Input data
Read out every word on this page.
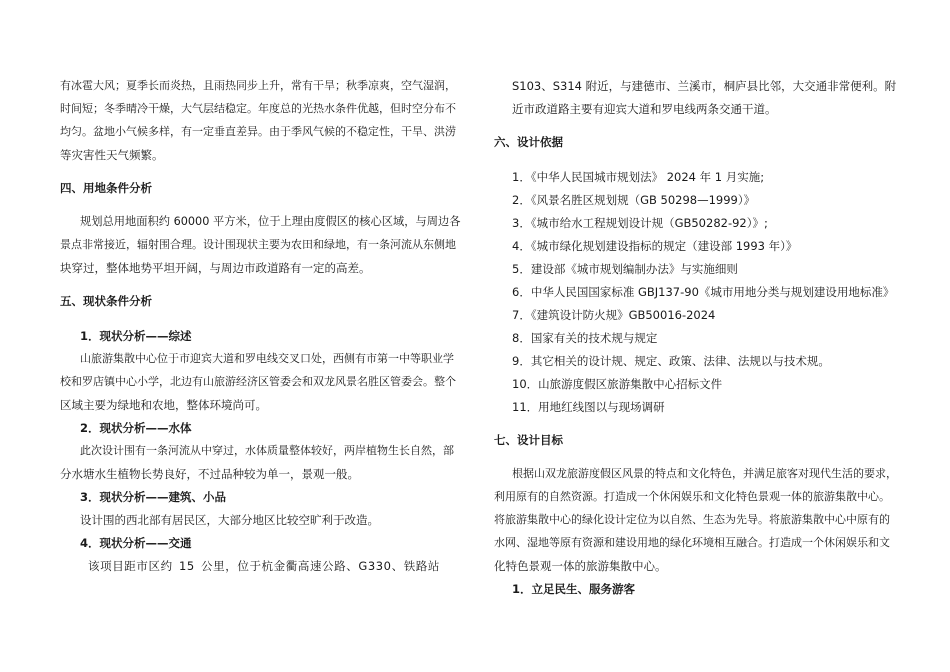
有冰雹大风；夏季长而炎热，且雨热同步上升，常有干旱；秋季凉爽，空气湿润，
时间短；冬季晴冷干燥，大气层结稳定。年度总的光热水条件优越，但时空分布不
均匀。盆地小气候多样，有一定垂直差异。由于季风气候的不稳定性，干旱、洪涝
等灾害性天气频繁。
四、用地条件分析
规划总用地面积约 60000 平方米，位于上理由度假区的核心区域，与周边各
景点非常接近，辐射围合理。设计围现状主要为农田和绿地，有一条河流从东侧地
块穿过，整体地势平坦开阔，与周边市政道路有一定的高差。
五、现状条件分析
1．现状分析——综述
山旅游集散中心位于市迎宾大道和罗电线交叉口处，西侧有市第一中等职业学
校和罗店镇中心小学，北边有山旅游经济区管委会和双龙风景名胜区管委会。整个
区域主要为绿地和农地，整体环境尚可。
2．现状分析——水体
此次设计围有一条河流从中穿过，水体质量整体较好，两岸植物生长自然，部
分水塘水生植物长势良好，不过品种较为单一，景观一般。
3．现状分析——建筑、小品
设计围的西北部有居民区，大部分地区比较空旷利于改造。
4．现状分析——交通
该项目距市区约 15 公里，位于杭金衢高速公路、G330、铁路站
S103、S314 附近，与建德市、兰溪市，桐庐县比邻，大交通非常便利。附
近市政道路主要有迎宾大道和罗电线两条交通干道。
六、设计依据
1．《中华人民国城市规划法》 2024 年 1 月实施;
2．《风景名胜区规划规（GB 50298—1999）》
3．《城市给水工程规划设计规（GB50282-92）》;
4．《城市绿化规划建设指标的规定（建设部 1993 年）》
5．建设部《城市规划编制办法》与实施细则
6．中华人民国国家标准 GBJ137-90《城市用地分类与规划建设用地标准》
7．《建筑设计防火规》GB50016-2024
8．国家有关的技术规与规定
9．其它相关的设计规、规定、政策、法律、法规以与技术规。
10．山旅游度假区旅游集散中心招标文件
11．用地红线图以与现场调研
七、设计目标
根据山双龙旅游度假区风景的特点和文化特色，并满足旅客对现代生活的要求，
利用原有的自然资源。打造成一个休闲娱乐和文化特色景观一体的旅游集散中心。
将旅游集散中心的绿化设计定位为以自然、生态为先导。将旅游集散中心中原有的
水网、湿地等原有资源和建设用地的绿化环境相互融合。打造成一个休闲娱乐和文
化特色景观一体的旅游集散中心。
1．立足民生、服务游客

Exercise prompt
Leave the pictures out and reproduce all of the records exactly.

Result of this task
Read out every word on this page.
有冰雹大风；夏季长而炎热，且雨热同步上升，常有干旱；秋季凉爽，空气湿润，
时间短；冬季晴冷干燥，大气层结稳定。年度总的光热水条件优越，但时空分布不
均匀。盆地小气候多样，有一定垂直差异。由于季风气候的不稳定性，干旱、洪涝
等灾害性天气频繁。
四、用地条件分析
规划总用地面积约 60000 平方米，位于上理由度假区的核心区域，与周边各
景点非常接近，辐射围合理。设计围现状主要为农田和绿地，有一条河流从东侧地
块穿过，整体地势平坦开阔，与周边市政道路有一定的高差。
五、现状条件分析
1．现状分析——综述
山旅游集散中心位于市迎宾大道和罗电线交叉口处，西侧有市第一中等职业学
校和罗店镇中心小学，北边有山旅游经济区管委会和双龙风景名胜区管委会。整个
区域主要为绿地和农地，整体环境尚可。
2．现状分析——水体
此次设计围有一条河流从中穿过，水体质量整体较好，两岸植物生长自然，部
分水塘水生植物长势良好，不过品种较为单一，景观一般。
3．现状分析——建筑、小品
设计围的西北部有居民区，大部分地区比较空旷利于改造。
4．现状分析——交通
该项目距市区约 15 公里，位于杭金衢高速公路、G330、铁路站
S103、S314 附近，与建德市、兰溪市，桐庐县比邻，大交通非常便利。附
近市政道路主要有迎宾大道和罗电线两条交通干道。
六、设计依据
1．《中华人民国城市规划法》 2024 年 1 月实施;
2．《风景名胜区规划规（GB 50298—1999）》
3．《城市给水工程规划设计规（GB50282-92）》;
4．《城市绿化规划建设指标的规定（建设部 1993 年）》
5．建设部《城市规划编制办法》与实施细则
6．中华人民国国家标准 GBJ137-90《城市用地分类与规划建设用地标准》
7．《建筑设计防火规》GB50016-2024
8．国家有关的技术规与规定
9．其它相关的设计规、规定、政策、法律、法规以与技术规。
10．山旅游度假区旅游集散中心招标文件
11．用地红线图以与现场调研
七、设计目标
根据山双龙旅游度假区风景的特点和文化特色，并满足旅客对现代生活的要求，
利用原有的自然资源。打造成一个休闲娱乐和文化特色景观一体的旅游集散中心。
将旅游集散中心的绿化设计定位为以自然、生态为先导。将旅游集散中心中原有的
水网、湿地等原有资源和建设用地的绿化环境相互融合。打造成一个休闲娱乐和文
化特色景观一体的旅游集散中心。
1．立足民生、服务游客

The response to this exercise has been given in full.